◆ Work to complete ◆
What number of lines contain the word "gesamt"? Reply with the number and nothing else.

[Start of Rows]

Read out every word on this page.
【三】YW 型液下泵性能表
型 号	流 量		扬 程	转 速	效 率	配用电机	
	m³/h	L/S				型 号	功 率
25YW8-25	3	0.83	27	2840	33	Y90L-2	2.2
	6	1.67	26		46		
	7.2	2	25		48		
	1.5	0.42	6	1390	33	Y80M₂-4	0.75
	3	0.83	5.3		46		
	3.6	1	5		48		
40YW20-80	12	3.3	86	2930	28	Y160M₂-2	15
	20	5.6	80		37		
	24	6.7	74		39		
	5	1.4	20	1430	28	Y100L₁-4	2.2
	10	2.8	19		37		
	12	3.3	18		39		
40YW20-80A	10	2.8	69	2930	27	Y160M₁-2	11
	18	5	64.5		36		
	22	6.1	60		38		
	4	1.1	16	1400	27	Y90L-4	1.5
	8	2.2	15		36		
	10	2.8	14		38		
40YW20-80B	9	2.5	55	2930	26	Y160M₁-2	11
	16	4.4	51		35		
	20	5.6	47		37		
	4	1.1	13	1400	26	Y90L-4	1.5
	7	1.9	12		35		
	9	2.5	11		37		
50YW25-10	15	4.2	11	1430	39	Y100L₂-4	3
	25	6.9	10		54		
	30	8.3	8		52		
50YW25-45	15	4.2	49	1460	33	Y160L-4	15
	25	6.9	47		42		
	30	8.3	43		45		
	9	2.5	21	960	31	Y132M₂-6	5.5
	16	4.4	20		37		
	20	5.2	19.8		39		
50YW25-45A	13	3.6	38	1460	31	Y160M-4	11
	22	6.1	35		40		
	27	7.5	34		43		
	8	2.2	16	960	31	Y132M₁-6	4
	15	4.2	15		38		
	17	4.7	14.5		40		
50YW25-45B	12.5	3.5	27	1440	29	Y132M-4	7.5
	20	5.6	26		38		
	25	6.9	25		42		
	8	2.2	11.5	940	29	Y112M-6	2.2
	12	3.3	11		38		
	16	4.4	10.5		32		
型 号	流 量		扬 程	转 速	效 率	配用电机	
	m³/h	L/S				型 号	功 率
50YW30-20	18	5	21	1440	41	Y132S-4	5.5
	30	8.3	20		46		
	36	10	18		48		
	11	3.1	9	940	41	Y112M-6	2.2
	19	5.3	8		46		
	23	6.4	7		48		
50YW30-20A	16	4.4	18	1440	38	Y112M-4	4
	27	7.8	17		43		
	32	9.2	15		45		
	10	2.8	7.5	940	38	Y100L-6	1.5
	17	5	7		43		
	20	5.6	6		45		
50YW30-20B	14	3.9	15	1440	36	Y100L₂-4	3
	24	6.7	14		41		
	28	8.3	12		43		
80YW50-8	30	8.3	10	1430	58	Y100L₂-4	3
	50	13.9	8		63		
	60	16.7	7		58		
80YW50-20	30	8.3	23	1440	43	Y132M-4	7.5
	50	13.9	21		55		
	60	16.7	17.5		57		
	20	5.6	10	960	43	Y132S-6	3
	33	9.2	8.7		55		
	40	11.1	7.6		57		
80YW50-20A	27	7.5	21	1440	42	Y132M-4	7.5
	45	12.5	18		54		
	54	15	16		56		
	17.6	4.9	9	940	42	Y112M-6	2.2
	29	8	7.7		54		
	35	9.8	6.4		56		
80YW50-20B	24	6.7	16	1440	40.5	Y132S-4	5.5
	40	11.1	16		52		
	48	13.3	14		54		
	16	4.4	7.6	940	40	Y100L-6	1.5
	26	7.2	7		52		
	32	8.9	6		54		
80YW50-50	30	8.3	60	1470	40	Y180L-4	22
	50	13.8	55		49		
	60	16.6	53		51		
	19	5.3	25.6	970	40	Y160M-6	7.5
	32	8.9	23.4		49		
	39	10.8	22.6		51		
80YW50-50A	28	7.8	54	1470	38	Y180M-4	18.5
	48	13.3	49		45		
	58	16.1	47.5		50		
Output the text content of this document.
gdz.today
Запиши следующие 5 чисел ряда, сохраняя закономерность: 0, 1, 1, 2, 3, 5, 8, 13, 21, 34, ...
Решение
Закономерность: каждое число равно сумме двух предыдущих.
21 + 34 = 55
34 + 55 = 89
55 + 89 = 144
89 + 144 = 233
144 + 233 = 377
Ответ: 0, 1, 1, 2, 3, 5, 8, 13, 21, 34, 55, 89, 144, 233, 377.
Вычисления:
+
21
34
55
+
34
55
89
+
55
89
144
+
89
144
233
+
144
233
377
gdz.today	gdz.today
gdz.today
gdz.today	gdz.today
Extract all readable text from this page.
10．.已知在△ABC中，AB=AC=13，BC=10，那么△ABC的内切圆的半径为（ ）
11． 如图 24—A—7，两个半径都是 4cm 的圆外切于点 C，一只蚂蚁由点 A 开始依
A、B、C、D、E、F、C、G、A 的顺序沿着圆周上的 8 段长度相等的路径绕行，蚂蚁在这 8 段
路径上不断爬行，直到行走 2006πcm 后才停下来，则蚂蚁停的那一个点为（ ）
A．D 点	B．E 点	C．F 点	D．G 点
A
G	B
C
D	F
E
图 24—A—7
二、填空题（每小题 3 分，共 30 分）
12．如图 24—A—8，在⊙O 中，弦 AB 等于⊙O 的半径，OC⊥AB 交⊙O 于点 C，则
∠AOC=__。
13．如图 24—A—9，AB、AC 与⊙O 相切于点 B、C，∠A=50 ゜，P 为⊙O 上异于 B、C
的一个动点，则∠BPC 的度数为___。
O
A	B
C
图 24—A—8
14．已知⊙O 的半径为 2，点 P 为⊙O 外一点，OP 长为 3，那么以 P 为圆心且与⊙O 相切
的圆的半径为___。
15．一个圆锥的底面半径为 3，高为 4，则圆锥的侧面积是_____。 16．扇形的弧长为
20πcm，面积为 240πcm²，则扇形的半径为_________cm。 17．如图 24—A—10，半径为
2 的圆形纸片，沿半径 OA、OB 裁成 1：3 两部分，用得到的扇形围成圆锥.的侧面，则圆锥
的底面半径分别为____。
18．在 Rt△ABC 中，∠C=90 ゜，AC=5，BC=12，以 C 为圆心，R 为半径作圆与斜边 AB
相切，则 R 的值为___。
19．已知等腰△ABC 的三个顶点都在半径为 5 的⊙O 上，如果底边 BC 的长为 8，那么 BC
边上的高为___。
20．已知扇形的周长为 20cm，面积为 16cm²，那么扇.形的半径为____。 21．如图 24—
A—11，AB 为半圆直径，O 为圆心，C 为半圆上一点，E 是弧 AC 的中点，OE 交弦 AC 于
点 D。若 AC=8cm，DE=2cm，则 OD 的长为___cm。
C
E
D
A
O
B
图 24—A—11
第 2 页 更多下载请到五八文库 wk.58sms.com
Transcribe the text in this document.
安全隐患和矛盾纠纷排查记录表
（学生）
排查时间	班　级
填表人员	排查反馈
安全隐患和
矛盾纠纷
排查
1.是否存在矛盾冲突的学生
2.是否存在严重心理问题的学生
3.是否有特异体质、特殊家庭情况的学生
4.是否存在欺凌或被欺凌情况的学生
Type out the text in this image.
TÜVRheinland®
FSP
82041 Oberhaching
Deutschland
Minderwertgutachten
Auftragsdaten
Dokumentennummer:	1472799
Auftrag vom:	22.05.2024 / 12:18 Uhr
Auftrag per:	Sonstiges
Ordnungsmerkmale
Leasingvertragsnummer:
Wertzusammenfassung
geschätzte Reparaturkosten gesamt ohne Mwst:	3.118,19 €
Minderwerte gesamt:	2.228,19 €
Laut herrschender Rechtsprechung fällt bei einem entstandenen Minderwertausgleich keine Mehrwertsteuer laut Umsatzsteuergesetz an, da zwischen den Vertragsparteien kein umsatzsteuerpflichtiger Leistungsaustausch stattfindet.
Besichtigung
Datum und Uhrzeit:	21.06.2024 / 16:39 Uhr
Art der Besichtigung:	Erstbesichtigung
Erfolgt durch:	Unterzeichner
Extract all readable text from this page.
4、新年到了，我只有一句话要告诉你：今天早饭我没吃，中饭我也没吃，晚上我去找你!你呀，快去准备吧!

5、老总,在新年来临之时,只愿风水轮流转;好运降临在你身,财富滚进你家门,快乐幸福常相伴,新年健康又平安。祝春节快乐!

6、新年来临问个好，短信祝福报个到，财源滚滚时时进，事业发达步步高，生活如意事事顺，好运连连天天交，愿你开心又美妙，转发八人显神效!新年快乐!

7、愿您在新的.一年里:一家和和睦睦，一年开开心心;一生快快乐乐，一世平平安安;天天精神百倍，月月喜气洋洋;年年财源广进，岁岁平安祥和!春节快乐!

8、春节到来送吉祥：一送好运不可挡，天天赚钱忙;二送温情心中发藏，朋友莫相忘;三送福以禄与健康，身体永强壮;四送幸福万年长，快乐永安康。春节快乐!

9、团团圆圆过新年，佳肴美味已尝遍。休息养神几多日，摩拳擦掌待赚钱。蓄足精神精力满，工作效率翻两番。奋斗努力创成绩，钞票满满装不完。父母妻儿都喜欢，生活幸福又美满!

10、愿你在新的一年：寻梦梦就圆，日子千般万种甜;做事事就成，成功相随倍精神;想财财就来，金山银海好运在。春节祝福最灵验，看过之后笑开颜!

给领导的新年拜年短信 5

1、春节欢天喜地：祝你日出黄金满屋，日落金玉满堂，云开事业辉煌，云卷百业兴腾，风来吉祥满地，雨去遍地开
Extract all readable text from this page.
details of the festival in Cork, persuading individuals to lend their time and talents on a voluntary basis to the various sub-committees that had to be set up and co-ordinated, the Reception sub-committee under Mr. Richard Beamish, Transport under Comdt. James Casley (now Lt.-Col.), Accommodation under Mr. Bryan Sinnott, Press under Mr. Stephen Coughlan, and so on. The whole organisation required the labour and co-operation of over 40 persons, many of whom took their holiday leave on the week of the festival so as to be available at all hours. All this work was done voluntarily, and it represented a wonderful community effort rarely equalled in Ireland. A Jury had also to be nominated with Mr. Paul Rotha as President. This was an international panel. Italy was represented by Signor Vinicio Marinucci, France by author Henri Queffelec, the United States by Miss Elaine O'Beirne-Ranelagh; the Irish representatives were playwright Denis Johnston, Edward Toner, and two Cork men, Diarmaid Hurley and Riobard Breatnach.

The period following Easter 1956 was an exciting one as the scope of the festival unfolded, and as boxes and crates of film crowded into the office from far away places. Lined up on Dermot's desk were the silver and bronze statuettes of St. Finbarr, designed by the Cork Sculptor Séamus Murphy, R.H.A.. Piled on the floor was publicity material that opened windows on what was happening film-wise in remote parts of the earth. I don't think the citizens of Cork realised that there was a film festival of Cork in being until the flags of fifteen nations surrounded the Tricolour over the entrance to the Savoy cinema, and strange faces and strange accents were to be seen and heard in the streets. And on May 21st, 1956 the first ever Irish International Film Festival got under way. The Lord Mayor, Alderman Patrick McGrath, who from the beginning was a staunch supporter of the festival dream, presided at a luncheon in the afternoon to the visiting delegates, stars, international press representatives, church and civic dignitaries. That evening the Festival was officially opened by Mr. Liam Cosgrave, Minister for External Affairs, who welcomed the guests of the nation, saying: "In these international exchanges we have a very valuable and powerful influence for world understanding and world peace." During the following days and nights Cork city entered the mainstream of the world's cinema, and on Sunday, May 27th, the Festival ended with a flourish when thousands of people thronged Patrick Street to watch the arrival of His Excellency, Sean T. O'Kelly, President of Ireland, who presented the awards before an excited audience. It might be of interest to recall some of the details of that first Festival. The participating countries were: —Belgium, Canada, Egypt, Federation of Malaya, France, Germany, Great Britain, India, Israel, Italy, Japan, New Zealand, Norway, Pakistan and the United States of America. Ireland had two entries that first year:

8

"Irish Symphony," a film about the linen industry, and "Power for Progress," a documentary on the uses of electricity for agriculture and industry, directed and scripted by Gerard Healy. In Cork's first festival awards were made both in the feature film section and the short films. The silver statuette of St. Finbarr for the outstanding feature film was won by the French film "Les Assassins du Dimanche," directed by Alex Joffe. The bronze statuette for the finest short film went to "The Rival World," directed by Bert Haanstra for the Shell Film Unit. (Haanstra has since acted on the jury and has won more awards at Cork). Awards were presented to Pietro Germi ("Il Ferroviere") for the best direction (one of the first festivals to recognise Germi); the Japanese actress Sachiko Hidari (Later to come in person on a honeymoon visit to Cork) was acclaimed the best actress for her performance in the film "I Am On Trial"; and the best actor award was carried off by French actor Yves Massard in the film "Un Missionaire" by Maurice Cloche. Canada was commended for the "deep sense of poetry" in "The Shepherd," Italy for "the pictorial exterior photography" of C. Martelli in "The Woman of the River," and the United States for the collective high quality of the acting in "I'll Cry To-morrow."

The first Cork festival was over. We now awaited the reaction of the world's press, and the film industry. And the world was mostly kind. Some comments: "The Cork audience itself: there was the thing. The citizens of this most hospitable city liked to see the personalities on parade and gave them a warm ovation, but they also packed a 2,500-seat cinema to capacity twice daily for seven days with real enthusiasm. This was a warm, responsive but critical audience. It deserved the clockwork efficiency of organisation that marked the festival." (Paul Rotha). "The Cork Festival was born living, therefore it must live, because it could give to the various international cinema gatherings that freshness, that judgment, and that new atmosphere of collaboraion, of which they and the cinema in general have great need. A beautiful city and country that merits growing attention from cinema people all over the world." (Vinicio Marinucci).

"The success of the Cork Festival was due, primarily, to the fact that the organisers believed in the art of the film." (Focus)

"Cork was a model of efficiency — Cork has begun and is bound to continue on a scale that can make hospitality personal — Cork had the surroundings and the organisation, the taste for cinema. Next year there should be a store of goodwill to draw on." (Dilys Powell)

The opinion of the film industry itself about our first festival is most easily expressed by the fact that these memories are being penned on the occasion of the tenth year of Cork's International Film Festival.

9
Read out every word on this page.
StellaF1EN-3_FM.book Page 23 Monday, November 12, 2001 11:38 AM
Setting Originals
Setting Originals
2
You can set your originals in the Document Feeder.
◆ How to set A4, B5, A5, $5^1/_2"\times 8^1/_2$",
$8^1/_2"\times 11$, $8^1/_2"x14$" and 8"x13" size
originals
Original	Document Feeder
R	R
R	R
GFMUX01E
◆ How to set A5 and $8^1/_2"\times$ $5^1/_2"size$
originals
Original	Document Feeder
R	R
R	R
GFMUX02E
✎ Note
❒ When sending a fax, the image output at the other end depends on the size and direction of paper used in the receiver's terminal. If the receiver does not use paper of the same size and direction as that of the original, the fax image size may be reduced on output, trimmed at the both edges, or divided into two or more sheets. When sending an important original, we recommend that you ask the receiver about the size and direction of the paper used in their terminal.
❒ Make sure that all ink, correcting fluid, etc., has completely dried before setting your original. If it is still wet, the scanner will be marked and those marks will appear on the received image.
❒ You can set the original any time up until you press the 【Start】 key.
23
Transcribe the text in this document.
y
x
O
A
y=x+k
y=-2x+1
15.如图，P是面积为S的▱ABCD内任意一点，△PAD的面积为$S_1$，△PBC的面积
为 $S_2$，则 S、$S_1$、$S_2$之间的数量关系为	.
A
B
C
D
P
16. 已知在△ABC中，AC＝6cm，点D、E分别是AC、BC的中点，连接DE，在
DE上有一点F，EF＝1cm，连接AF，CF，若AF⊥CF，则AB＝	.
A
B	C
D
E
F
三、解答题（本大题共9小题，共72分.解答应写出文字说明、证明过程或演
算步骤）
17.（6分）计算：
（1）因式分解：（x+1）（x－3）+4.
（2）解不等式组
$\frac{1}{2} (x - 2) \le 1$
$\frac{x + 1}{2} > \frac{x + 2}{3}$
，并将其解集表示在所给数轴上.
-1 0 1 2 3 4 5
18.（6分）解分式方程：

[End of Rows]

◆ Result of the exercise ◆
2